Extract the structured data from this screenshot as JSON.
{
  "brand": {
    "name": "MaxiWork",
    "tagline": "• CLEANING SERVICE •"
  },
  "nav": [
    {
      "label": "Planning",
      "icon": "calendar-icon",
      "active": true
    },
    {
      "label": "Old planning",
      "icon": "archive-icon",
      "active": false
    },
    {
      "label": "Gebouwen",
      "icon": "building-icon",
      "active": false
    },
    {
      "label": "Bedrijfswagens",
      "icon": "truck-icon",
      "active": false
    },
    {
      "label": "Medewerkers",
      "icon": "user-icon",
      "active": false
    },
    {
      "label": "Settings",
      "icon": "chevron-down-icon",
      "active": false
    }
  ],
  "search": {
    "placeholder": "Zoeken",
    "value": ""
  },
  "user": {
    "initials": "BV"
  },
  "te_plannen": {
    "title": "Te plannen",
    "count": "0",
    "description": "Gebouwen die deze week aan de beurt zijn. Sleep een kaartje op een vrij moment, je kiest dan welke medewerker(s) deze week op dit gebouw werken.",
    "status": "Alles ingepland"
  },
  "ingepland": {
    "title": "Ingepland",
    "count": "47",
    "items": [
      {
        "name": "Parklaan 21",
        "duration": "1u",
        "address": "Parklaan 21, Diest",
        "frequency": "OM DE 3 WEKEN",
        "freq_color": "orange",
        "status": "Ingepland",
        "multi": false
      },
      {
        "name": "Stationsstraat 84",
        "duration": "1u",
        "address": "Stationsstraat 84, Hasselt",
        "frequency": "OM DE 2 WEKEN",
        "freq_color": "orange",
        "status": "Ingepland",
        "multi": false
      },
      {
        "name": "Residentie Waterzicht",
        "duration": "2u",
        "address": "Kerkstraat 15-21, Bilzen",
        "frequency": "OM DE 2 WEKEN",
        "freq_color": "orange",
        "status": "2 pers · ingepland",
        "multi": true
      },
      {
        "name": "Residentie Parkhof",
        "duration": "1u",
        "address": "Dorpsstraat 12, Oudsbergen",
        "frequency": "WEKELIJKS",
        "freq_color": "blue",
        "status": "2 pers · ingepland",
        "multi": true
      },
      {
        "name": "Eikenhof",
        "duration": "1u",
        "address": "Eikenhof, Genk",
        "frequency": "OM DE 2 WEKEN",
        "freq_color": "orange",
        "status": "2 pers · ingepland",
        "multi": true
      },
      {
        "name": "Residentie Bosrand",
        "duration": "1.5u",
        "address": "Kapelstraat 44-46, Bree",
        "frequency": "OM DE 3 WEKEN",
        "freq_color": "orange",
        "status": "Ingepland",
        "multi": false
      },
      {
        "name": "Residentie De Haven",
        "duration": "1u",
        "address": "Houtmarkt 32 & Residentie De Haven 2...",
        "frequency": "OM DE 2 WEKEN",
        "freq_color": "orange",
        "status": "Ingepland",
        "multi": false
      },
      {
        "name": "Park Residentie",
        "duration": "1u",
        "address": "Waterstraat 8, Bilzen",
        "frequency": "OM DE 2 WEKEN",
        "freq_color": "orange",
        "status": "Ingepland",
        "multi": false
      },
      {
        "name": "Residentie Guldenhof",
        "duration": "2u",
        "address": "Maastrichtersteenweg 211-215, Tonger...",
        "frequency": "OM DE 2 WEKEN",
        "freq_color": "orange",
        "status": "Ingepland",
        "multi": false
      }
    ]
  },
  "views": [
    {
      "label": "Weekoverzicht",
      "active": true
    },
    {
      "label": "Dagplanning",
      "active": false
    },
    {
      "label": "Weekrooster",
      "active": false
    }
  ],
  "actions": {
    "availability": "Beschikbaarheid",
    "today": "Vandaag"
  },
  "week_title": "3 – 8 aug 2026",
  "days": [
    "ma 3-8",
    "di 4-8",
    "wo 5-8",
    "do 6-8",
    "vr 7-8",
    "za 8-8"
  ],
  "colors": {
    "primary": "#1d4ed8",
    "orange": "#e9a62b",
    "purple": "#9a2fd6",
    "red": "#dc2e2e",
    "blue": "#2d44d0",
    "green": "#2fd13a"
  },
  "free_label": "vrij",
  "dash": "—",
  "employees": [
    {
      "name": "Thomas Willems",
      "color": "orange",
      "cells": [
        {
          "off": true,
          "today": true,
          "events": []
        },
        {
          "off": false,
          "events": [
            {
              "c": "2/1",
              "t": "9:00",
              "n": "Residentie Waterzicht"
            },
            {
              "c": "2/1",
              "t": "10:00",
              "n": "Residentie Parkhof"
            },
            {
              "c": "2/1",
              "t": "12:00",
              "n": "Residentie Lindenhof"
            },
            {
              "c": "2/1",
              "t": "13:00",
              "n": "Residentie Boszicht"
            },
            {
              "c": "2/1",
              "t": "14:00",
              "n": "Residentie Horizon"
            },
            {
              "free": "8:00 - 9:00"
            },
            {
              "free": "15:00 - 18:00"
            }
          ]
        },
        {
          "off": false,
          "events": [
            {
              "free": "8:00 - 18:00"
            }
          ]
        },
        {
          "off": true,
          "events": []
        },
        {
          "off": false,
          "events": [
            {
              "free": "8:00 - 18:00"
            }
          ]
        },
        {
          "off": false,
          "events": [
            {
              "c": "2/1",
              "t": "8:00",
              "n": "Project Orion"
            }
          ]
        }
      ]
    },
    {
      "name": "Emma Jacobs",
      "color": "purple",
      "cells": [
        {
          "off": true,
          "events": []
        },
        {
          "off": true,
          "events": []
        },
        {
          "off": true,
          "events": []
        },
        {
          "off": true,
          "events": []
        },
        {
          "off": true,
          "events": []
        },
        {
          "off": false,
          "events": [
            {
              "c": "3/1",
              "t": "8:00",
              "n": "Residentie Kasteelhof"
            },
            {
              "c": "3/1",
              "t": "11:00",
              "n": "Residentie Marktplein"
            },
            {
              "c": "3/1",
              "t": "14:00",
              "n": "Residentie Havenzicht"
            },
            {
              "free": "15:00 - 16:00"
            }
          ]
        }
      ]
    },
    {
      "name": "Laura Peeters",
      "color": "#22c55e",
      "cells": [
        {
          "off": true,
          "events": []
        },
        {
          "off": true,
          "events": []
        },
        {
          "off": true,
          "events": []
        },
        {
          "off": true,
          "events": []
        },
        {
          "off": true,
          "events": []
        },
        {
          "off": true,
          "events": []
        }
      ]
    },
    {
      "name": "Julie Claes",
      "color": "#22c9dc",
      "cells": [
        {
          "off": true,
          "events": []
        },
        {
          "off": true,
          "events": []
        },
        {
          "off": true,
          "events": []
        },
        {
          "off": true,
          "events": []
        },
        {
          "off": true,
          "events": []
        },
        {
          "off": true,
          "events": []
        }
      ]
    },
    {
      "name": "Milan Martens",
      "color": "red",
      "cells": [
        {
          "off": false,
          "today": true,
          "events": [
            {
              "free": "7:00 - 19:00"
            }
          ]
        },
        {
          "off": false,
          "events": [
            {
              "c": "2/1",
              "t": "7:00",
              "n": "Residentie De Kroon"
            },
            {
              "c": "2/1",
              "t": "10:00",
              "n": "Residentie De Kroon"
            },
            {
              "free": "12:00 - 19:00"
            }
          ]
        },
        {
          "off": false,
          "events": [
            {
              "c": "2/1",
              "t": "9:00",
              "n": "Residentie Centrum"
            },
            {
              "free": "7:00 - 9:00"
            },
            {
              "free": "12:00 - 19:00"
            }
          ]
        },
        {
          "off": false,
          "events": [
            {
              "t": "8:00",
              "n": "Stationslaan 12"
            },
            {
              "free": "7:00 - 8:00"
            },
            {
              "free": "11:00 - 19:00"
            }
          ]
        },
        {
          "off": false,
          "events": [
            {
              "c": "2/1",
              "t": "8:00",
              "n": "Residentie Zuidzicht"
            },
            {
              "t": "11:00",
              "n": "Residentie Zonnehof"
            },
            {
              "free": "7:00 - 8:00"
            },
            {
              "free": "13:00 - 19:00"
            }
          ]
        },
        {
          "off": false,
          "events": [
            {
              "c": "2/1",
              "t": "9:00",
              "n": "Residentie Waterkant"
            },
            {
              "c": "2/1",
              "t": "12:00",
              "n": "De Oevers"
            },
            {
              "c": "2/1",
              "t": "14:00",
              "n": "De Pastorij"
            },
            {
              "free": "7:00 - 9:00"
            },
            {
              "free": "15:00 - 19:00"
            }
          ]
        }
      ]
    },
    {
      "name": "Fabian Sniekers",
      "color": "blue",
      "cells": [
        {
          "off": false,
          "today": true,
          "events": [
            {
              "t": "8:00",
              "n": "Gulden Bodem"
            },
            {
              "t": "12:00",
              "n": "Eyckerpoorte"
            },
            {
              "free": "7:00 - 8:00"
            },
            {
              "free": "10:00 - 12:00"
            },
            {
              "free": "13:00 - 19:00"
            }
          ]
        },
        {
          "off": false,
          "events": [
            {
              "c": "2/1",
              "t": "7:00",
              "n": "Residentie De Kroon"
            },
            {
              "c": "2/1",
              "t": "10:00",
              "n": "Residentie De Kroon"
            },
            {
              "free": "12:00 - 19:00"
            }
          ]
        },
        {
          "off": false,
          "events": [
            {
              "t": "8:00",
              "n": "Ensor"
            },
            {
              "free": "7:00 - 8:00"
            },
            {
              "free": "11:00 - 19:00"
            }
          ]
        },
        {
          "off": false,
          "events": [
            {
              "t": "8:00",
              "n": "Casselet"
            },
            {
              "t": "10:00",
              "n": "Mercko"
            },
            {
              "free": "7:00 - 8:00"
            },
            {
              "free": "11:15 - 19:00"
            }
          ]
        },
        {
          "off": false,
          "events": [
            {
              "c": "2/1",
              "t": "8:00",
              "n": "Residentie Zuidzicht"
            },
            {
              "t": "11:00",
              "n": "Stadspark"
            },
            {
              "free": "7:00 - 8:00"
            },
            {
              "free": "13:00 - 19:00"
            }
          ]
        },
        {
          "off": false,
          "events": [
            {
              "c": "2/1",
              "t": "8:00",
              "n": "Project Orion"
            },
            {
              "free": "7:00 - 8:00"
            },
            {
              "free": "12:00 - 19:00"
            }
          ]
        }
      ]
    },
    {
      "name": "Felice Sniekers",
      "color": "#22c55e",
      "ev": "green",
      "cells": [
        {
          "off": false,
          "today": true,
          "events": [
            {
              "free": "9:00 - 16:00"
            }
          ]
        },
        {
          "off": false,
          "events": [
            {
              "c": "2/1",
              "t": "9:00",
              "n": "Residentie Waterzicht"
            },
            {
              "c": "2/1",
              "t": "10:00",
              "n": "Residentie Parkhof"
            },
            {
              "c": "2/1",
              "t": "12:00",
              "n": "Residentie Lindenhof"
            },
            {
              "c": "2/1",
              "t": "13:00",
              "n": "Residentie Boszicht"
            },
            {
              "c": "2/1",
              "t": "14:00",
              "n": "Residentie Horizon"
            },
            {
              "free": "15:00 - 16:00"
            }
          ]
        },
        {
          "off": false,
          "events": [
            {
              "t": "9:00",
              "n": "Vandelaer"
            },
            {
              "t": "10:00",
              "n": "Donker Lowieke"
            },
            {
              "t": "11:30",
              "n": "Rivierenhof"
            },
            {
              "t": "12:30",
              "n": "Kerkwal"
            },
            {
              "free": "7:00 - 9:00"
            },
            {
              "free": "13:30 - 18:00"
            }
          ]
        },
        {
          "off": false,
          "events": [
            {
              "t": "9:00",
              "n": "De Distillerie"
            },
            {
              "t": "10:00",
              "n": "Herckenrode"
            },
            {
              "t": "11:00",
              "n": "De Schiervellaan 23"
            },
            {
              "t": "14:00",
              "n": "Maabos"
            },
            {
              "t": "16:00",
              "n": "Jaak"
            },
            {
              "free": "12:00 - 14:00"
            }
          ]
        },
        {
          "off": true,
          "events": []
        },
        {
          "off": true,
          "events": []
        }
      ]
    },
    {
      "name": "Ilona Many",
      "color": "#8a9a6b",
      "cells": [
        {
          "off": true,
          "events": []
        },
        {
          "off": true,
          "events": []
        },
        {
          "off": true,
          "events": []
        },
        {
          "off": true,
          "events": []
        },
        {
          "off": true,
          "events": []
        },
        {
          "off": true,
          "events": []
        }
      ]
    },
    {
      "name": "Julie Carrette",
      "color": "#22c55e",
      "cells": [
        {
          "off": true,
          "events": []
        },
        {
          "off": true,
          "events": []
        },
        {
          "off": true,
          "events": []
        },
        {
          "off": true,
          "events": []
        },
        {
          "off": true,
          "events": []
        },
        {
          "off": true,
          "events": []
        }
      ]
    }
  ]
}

=-=-=-=-=

§ **EXERCISE BRIEF**:
Pick out every line above that holds the word "Gebouwen" and copy it.

§ **SOLUTION BELOW**:
      "label": "Gebouwen",
    "description": "Gebouwen die deze week aan de beurt zijn. Sleep een kaartje op een vrij moment, je kiest dan welke medewerker(s) deze week op dit gebouw werken.",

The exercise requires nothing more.